▶ _Description of the task_: Duplicate every line of the records below verbatim, without altering any character, box coordinate, or line order.

▶ _Entries supplied_:
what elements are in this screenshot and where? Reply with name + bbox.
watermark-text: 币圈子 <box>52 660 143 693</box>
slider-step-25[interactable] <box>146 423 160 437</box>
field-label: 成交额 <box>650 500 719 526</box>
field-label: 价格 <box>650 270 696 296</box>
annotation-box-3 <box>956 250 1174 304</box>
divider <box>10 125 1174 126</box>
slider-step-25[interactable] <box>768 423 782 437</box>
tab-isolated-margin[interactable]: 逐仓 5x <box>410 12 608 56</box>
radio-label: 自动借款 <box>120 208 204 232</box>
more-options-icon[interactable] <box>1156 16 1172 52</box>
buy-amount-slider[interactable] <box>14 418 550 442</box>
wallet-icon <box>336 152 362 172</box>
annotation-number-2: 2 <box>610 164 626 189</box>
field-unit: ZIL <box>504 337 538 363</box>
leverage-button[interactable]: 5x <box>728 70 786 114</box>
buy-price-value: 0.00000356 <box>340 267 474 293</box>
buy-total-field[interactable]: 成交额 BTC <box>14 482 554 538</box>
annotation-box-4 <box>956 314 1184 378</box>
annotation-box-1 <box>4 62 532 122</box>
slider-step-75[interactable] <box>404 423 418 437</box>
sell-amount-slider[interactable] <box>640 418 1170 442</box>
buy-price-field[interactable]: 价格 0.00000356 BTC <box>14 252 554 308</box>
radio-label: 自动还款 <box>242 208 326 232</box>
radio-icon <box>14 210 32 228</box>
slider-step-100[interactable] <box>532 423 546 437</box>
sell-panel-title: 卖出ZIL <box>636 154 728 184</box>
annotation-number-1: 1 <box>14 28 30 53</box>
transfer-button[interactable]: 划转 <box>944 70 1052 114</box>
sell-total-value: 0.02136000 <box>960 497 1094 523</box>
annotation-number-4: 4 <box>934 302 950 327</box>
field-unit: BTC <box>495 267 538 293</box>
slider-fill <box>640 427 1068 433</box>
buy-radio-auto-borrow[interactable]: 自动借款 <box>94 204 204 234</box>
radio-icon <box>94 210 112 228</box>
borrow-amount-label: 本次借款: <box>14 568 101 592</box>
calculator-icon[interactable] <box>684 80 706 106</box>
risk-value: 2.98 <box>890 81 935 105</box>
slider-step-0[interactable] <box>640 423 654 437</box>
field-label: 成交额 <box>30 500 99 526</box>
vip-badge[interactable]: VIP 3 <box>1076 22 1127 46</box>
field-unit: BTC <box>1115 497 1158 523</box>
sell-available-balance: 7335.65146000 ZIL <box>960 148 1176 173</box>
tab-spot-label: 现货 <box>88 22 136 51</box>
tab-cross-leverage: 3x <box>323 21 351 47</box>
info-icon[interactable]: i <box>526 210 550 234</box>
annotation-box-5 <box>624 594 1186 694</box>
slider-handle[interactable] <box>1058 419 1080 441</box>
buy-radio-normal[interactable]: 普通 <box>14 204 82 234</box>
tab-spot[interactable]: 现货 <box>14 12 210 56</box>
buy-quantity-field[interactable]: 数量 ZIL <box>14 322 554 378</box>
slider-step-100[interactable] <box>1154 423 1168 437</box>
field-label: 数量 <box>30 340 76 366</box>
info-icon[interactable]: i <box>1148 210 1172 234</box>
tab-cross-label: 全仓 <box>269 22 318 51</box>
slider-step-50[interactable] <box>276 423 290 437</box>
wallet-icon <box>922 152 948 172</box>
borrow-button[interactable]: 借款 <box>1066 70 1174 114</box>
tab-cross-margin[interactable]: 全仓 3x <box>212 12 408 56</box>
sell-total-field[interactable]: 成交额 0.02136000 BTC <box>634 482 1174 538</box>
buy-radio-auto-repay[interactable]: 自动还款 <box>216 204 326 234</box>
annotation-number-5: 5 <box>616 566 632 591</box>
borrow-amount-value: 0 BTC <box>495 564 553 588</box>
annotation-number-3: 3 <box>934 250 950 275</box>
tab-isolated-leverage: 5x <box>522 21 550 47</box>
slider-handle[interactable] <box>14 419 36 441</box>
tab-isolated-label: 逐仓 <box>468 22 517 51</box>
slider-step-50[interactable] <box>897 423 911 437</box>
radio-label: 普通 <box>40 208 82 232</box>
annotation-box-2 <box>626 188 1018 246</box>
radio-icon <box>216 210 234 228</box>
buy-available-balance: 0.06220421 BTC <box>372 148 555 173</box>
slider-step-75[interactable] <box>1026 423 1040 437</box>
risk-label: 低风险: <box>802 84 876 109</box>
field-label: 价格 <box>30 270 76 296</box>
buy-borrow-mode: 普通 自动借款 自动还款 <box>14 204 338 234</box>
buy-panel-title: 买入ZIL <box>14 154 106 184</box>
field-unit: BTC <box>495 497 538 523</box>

▶ _Solution_:
what elements are in this screenshot and where? Reply with name + bbox.
watermark-text: 币圈子 <box>52 660 143 693</box>
slider-step-25[interactable] <box>146 423 160 437</box>
field-label: 成交额 <box>650 500 719 526</box>
field-label: 价格 <box>650 270 696 296</box>
annotation-box-3 <box>956 250 1174 304</box>
divider <box>10 125 1174 126</box>
slider-step-25[interactable] <box>768 423 782 437</box>
tab-isolated-margin[interactable]: 逐仓 5x <box>410 12 608 56</box>
radio-label: 自动借款 <box>120 208 204 232</box>
more-options-icon[interactable] <box>1156 16 1172 52</box>
buy-amount-slider[interactable] <box>14 418 550 442</box>
wallet-icon <box>336 152 362 172</box>
annotation-number-2: 2 <box>610 164 626 189</box>
field-unit: ZIL <box>504 337 538 363</box>
leverage-button[interactable]: 5x <box>728 70 786 114</box>
buy-price-value: 0.00000356 <box>340 267 474 293</box>
buy-total-field[interactable]: 成交额 BTC <box>14 482 554 538</box>
annotation-box-4 <box>956 314 1184 378</box>
annotation-box-1 <box>4 62 532 122</box>
slider-step-75[interactable] <box>404 423 418 437</box>
sell-amount-slider[interactable] <box>640 418 1170 442</box>
buy-price-field[interactable]: 价格 0.00000356 BTC <box>14 252 554 308</box>
radio-label: 自动还款 <box>242 208 326 232</box>
radio-icon <box>14 210 32 228</box>
slider-step-100[interactable] <box>532 423 546 437</box>
sell-panel-title: 卖出ZIL <box>636 154 728 184</box>
annotation-number-1: 1 <box>14 28 30 53</box>
transfer-button[interactable]: 划转 <box>944 70 1052 114</box>
sell-total-value: 0.02136000 <box>960 497 1094 523</box>
annotation-number-4: 4 <box>934 302 950 327</box>
field-unit: BTC <box>495 267 538 293</box>
slider-fill <box>640 427 1068 433</box>
buy-radio-auto-borrow[interactable]: 自动借款 <box>94 204 204 234</box>
radio-icon <box>94 210 112 228</box>
borrow-amount-label: 本次借款: <box>14 568 101 592</box>
calculator-icon[interactable] <box>684 80 706 106</box>
risk-value: 2.98 <box>890 81 935 105</box>
slider-step-0[interactable] <box>640 423 654 437</box>
field-label: 成交额 <box>30 500 99 526</box>
vip-badge[interactable]: VIP 3 <box>1076 22 1127 46</box>
field-unit: BTC <box>1115 497 1158 523</box>
sell-available-balance: 7335.65146000 ZIL <box>960 148 1176 173</box>
tab-spot-label: 现货 <box>88 22 136 51</box>
tab-cross-leverage: 3x <box>323 21 351 47</box>
info-icon[interactable]: i <box>526 210 550 234</box>
annotation-box-5 <box>624 594 1186 694</box>
slider-handle[interactable] <box>1058 419 1080 441</box>
buy-radio-normal[interactable]: 普通 <box>14 204 82 234</box>
tab-spot[interactable]: 现货 <box>14 12 210 56</box>
buy-quantity-field[interactable]: 数量 ZIL <box>14 322 554 378</box>
slider-step-100[interactable] <box>1154 423 1168 437</box>
field-label: 数量 <box>30 340 76 366</box>
info-icon[interactable]: i <box>1148 210 1172 234</box>
tab-cross-label: 全仓 <box>269 22 318 51</box>
slider-step-50[interactable] <box>276 423 290 437</box>
wallet-icon <box>922 152 948 172</box>
borrow-button[interactable]: 借款 <box>1066 70 1174 114</box>
tab-cross-margin[interactable]: 全仓 3x <box>212 12 408 56</box>
sell-total-field[interactable]: 成交额 0.02136000 BTC <box>634 482 1174 538</box>
buy-radio-auto-repay[interactable]: 自动还款 <box>216 204 326 234</box>
annotation-number-5: 5 <box>616 566 632 591</box>
borrow-amount-value: 0 BTC <box>495 564 553 588</box>
annotation-number-3: 3 <box>934 250 950 275</box>
tab-isolated-leverage: 5x <box>522 21 550 47</box>
slider-handle[interactable] <box>14 419 36 441</box>
tab-isolated-label: 逐仓 <box>468 22 517 51</box>
slider-step-50[interactable] <box>897 423 911 437</box>
radio-label: 普通 <box>40 208 82 232</box>
annotation-box-2 <box>626 188 1018 246</box>
radio-icon <box>216 210 234 228</box>
buy-available-balance: 0.06220421 BTC <box>372 148 555 173</box>
slider-step-75[interactable] <box>1026 423 1040 437</box>
risk-label: 低风险: <box>802 84 876 109</box>
field-label: 价格 <box>30 270 76 296</box>
buy-borrow-mode: 普通 自动借款 自动还款 <box>14 204 338 234</box>
buy-panel-title: 买入ZIL <box>14 154 106 184</box>
field-unit: BTC <box>495 497 538 523</box>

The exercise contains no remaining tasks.